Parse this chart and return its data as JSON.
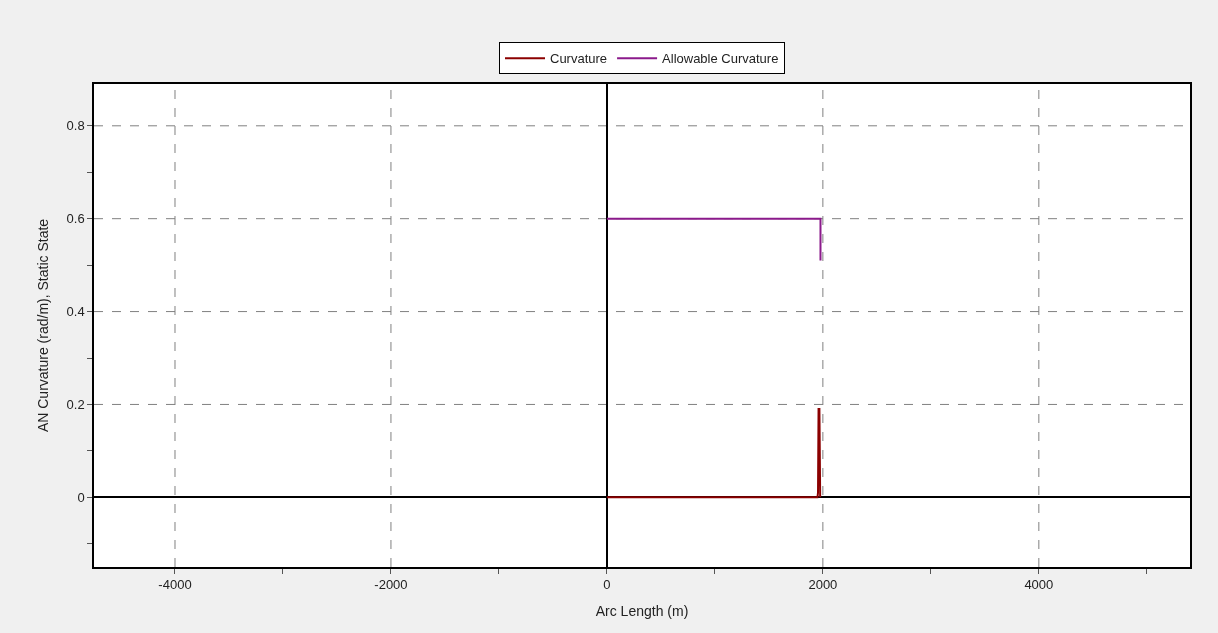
{
  "chart_data": {
    "type": "line",
    "xlabel": "Arc Length (m)",
    "ylabel": "AN Curvature (rad/m), Static State",
    "series": [
      {
        "name": "Curvature",
        "color": "#8b0000",
        "x": [
          0,
          1950,
          1955,
          1960,
          1968,
          1975
        ],
        "values": [
          0,
          0,
          0.01,
          0.19,
          0.19,
          0
        ]
      },
      {
        "name": "Allowable Curvature",
        "color": "#8b1a8b",
        "x": [
          0,
          1978,
          1978
        ],
        "values": [
          0.6,
          0.6,
          0.51
        ]
      }
    ],
    "xlim": [
      -4750,
      5400
    ],
    "ylim": [
      -0.15,
      0.89
    ],
    "xticks": [
      -4000,
      {
        "value": -3000,
        "label": null
      },
      -2000,
      {
        "value": -1000,
        "label": null
      },
      0,
      {
        "value": 1000,
        "label": null
      },
      2000,
      {
        "value": 3000,
        "label": null
      },
      4000,
      {
        "value": 5000,
        "label": null
      }
    ],
    "yticks": [
      {
        "value": -0.1,
        "label": null
      },
      0,
      {
        "value": 0.1,
        "label": null
      },
      0.2,
      {
        "value": 0.3,
        "label": null
      },
      0.4,
      {
        "value": 0.5,
        "label": null
      },
      0.6,
      {
        "value": 0.7,
        "label": null
      },
      0.8
    ],
    "grid": true,
    "legend": "top",
    "marker": "none",
    "line_style": "solid"
  }
}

WHAT THE TASK REQUIRES |
Go through the listing above and list every line that has the word "name".

WRITTEN SOLUTION |
        "name": "Curvature",
        "name": "Allowable Curvature",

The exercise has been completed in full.